## EXTRACTED MATERIAL:
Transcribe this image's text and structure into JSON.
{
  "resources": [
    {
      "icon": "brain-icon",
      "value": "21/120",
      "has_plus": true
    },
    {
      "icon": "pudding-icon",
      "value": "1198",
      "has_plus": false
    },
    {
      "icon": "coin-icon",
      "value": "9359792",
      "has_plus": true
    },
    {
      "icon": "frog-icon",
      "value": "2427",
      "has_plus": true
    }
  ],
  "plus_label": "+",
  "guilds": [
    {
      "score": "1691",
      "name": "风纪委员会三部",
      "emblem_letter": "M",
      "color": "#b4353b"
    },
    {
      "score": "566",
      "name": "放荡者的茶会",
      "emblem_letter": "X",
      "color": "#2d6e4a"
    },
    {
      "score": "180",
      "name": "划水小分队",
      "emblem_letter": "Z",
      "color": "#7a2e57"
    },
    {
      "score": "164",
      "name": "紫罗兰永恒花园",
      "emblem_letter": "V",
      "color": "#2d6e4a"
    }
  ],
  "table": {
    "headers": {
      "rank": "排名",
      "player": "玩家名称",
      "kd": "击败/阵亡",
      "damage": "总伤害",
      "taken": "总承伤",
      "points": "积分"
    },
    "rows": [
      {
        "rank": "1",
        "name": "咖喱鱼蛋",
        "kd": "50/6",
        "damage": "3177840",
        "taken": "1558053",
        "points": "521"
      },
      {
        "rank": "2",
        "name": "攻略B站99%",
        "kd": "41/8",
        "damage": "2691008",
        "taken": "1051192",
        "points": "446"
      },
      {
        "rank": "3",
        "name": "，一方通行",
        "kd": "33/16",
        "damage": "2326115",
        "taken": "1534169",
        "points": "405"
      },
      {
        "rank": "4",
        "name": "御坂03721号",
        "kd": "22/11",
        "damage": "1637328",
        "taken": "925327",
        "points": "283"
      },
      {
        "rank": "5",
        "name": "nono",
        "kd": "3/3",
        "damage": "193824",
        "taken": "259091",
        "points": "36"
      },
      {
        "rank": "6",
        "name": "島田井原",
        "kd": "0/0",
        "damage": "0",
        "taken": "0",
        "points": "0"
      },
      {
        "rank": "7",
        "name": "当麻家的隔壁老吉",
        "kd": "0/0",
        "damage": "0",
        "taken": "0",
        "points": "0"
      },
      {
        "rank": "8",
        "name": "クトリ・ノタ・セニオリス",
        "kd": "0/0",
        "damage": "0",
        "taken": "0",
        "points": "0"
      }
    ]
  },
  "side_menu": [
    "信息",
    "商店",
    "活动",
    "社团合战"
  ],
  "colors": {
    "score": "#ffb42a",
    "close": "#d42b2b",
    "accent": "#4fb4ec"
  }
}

## EXERCISE OBJECTIVE:
Restate the data above exactly, keeping each word as it stands.

## EXERCISE RESULT:
Transcribe this image's text and structure into JSON.
{
  "resources": [
    {
      "icon": "brain-icon",
      "value": "21/120",
      "has_plus": true
    },
    {
      "icon": "pudding-icon",
      "value": "1198",
      "has_plus": false
    },
    {
      "icon": "coin-icon",
      "value": "9359792",
      "has_plus": true
    },
    {
      "icon": "frog-icon",
      "value": "2427",
      "has_plus": true
    }
  ],
  "plus_label": "+",
  "guilds": [
    {
      "score": "1691",
      "name": "风纪委员会三部",
      "emblem_letter": "M",
      "color": "#b4353b"
    },
    {
      "score": "566",
      "name": "放荡者的茶会",
      "emblem_letter": "X",
      "color": "#2d6e4a"
    },
    {
      "score": "180",
      "name": "划水小分队",
      "emblem_letter": "Z",
      "color": "#7a2e57"
    },
    {
      "score": "164",
      "name": "紫罗兰永恒花园",
      "emblem_letter": "V",
      "color": "#2d6e4a"
    }
  ],
  "table": {
    "headers": {
      "rank": "排名",
      "player": "玩家名称",
      "kd": "击败/阵亡",
      "damage": "总伤害",
      "taken": "总承伤",
      "points": "积分"
    },
    "rows": [
      {
        "rank": "1",
        "name": "咖喱鱼蛋",
        "kd": "50/6",
        "damage": "3177840",
        "taken": "1558053",
        "points": "521"
      },
      {
        "rank": "2",
        "name": "攻略B站99%",
        "kd": "41/8",
        "damage": "2691008",
        "taken": "1051192",
        "points": "446"
      },
      {
        "rank": "3",
        "name": "，一方通行",
        "kd": "33/16",
        "damage": "2326115",
        "taken": "1534169",
        "points": "405"
      },
      {
        "rank": "4",
        "name": "御坂03721号",
        "kd": "22/11",
        "damage": "1637328",
        "taken": "925327",
        "points": "283"
      },
      {
        "rank": "5",
        "name": "nono",
        "kd": "3/3",
        "damage": "193824",
        "taken": "259091",
        "points": "36"
      },
      {
        "rank": "6",
        "name": "島田井原",
        "kd": "0/0",
        "damage": "0",
        "taken": "0",
        "points": "0"
      },
      {
        "rank": "7",
        "name": "当麻家的隔壁老吉",
        "kd": "0/0",
        "damage": "0",
        "taken": "0",
        "points": "0"
      },
      {
        "rank": "8",
        "name": "クトリ・ノタ・セニオリス",
        "kd": "0/0",
        "damage": "0",
        "taken": "0",
        "points": "0"
      }
    ]
  },
  "side_menu": [
    "信息",
    "商店",
    "活动",
    "社团合战"
  ],
  "colors": {
    "score": "#ffb42a",
    "close": "#d42b2b",
    "accent": "#4fb4ec"
  }
}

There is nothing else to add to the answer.